- [WRITTEN TASK]:
List every line in this data where the string "scenario" occurs.

- [GIVEN INFORMATION]:
▬▬▬▬▬▬
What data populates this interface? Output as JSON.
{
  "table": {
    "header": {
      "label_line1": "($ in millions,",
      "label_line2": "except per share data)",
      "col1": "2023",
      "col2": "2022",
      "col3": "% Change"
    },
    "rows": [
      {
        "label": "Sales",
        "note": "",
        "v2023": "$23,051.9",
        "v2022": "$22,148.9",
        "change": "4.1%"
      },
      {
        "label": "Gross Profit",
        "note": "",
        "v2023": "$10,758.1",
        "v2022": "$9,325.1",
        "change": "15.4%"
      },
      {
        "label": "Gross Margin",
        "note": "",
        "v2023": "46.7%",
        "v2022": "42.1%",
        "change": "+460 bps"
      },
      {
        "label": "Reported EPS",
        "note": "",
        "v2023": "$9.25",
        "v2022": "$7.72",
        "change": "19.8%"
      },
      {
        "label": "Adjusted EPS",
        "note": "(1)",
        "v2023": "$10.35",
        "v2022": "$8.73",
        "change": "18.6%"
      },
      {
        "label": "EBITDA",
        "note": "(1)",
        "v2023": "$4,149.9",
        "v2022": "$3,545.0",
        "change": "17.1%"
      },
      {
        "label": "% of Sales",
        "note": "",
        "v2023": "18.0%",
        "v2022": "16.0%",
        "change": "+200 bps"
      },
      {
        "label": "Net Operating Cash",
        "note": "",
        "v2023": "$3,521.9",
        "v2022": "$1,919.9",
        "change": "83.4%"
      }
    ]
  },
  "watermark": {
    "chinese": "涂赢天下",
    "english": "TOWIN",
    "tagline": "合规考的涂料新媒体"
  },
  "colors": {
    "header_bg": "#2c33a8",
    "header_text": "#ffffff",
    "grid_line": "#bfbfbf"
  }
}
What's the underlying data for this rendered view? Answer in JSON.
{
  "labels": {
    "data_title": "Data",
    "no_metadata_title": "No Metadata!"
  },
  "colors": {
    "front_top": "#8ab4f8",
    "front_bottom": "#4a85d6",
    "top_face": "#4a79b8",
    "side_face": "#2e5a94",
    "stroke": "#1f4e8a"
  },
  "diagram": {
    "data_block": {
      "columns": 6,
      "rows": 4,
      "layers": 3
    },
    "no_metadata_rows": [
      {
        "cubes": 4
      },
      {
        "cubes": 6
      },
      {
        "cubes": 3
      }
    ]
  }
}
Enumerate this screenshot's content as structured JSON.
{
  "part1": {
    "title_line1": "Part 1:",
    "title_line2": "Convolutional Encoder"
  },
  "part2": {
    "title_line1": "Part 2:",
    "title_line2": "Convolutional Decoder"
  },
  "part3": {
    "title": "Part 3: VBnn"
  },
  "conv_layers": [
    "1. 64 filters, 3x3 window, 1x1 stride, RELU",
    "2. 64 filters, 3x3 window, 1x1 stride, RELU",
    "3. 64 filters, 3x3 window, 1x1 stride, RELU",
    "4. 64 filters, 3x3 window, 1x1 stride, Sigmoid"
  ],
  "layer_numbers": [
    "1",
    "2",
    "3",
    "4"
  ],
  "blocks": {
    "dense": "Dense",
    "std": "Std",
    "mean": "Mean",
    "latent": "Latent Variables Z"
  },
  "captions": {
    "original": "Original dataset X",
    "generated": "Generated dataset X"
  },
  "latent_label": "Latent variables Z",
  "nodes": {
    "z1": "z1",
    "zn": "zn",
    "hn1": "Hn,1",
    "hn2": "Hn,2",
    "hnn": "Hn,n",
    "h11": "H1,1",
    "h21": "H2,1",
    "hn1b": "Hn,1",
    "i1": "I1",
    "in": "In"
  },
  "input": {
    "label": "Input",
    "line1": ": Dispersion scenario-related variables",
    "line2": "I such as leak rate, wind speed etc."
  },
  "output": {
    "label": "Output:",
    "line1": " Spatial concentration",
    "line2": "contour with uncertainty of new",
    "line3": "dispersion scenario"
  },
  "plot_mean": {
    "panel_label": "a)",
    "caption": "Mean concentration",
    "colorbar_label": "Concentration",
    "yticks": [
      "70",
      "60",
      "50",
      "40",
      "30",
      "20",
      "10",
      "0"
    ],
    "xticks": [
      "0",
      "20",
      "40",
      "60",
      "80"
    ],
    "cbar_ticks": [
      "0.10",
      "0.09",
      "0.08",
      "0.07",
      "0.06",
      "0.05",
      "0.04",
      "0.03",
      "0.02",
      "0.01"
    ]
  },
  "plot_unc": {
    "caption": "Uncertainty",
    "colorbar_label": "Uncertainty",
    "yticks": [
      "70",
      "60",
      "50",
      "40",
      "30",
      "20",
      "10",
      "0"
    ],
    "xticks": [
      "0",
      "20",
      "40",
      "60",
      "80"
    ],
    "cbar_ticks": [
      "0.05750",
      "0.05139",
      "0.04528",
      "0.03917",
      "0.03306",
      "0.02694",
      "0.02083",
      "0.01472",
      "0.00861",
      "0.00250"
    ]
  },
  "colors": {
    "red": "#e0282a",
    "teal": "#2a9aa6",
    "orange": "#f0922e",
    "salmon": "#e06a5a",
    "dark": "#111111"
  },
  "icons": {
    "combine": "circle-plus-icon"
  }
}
▬▬▬▬▬▬
- [COMPLETE RESPONSE]:
    "line1": ": Dispersion scenario-related variables",
    "line3": "dispersion scenario"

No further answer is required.